Data section:
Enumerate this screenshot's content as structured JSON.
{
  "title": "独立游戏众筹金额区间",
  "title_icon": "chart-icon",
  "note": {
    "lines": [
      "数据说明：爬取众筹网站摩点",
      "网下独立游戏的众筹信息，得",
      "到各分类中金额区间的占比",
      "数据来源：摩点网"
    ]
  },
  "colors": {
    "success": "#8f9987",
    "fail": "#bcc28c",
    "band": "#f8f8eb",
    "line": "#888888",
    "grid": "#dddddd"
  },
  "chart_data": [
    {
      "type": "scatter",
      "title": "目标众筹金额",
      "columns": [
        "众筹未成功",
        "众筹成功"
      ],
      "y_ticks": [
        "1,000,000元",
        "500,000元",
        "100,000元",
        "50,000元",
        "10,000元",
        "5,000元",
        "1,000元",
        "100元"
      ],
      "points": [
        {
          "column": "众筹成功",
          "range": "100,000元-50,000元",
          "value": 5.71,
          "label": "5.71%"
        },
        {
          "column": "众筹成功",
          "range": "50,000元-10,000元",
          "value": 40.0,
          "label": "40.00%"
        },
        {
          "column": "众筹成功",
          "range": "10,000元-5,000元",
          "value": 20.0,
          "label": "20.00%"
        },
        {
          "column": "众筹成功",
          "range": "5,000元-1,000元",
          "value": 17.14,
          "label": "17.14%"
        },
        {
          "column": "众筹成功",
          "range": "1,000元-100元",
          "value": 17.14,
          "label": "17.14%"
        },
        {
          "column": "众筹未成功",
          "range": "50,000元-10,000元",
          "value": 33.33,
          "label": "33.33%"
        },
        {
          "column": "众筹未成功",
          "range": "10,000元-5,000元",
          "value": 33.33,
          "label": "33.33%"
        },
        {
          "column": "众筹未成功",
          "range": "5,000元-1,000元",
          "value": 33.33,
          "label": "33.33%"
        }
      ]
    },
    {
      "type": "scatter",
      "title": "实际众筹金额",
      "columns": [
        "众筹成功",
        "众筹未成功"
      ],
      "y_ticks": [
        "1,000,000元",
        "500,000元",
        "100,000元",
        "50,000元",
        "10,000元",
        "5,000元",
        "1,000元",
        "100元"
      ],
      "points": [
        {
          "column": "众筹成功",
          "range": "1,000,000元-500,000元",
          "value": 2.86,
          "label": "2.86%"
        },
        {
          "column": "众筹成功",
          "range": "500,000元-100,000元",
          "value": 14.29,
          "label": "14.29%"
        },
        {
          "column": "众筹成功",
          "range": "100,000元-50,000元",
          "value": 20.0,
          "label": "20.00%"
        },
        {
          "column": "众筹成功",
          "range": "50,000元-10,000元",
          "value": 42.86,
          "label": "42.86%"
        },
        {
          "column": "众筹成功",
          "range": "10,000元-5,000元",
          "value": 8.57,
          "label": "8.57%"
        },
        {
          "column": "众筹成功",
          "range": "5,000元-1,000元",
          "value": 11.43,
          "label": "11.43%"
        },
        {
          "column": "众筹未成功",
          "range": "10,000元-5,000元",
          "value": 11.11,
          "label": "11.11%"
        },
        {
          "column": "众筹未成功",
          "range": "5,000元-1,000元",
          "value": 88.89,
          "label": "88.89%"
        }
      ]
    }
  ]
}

Problem to work on:
Write out the whole listing exactly.

Reply to the task:
Enumerate this screenshot's content as structured JSON.
{
  "title": "独立游戏众筹金额区间",
  "title_icon": "chart-icon",
  "note": {
    "lines": [
      "数据说明：爬取众筹网站摩点",
      "网下独立游戏的众筹信息，得",
      "到各分类中金额区间的占比",
      "数据来源：摩点网"
    ]
  },
  "colors": {
    "success": "#8f9987",
    "fail": "#bcc28c",
    "band": "#f8f8eb",
    "line": "#888888",
    "grid": "#dddddd"
  },
  "chart_data": [
    {
      "type": "scatter",
      "title": "目标众筹金额",
      "columns": [
        "众筹未成功",
        "众筹成功"
      ],
      "y_ticks": [
        "1,000,000元",
        "500,000元",
        "100,000元",
        "50,000元",
        "10,000元",
        "5,000元",
        "1,000元",
        "100元"
      ],
      "points": [
        {
          "column": "众筹成功",
          "range": "100,000元-50,000元",
          "value": 5.71,
          "label": "5.71%"
        },
        {
          "column": "众筹成功",
          "range": "50,000元-10,000元",
          "value": 40.0,
          "label": "40.00%"
        },
        {
          "column": "众筹成功",
          "range": "10,000元-5,000元",
          "value": 20.0,
          "label": "20.00%"
        },
        {
          "column": "众筹成功",
          "range": "5,000元-1,000元",
          "value": 17.14,
          "label": "17.14%"
        },
        {
          "column": "众筹成功",
          "range": "1,000元-100元",
          "value": 17.14,
          "label": "17.14%"
        },
        {
          "column": "众筹未成功",
          "range": "50,000元-10,000元",
          "value": 33.33,
          "label": "33.33%"
        },
        {
          "column": "众筹未成功",
          "range": "10,000元-5,000元",
          "value": 33.33,
          "label": "33.33%"
        },
        {
          "column": "众筹未成功",
          "range": "5,000元-1,000元",
          "value": 33.33,
          "label": "33.33%"
        }
      ]
    },
    {
      "type": "scatter",
      "title": "实际众筹金额",
      "columns": [
        "众筹成功",
        "众筹未成功"
      ],
      "y_ticks": [
        "1,000,000元",
        "500,000元",
        "100,000元",
        "50,000元",
        "10,000元",
        "5,000元",
        "1,000元",
        "100元"
      ],
      "points": [
        {
          "column": "众筹成功",
          "range": "1,000,000元-500,000元",
          "value": 2.86,
          "label": "2.86%"
        },
        {
          "column": "众筹成功",
          "range": "500,000元-100,000元",
          "value": 14.29,
          "label": "14.29%"
        },
        {
          "column": "众筹成功",
          "range": "100,000元-50,000元",
          "value": 20.0,
          "label": "20.00%"
        },
        {
          "column": "众筹成功",
          "range": "50,000元-10,000元",
          "value": 42.86,
          "label": "42.86%"
        },
        {
          "column": "众筹成功",
          "range": "10,000元-5,000元",
          "value": 8.57,
          "label": "8.57%"
        },
        {
          "column": "众筹成功",
          "range": "5,000元-1,000元",
          "value": 11.43,
          "label": "11.43%"
        },
        {
          "column": "众筹未成功",
          "range": "10,000元-5,000元",
          "value": 11.11,
          "label": "11.11%"
        },
        {
          "column": "众筹未成功",
          "range": "5,000元-1,000元",
          "value": 88.89,
          "label": "88.89%"
        }
      ]
    }
  ]
}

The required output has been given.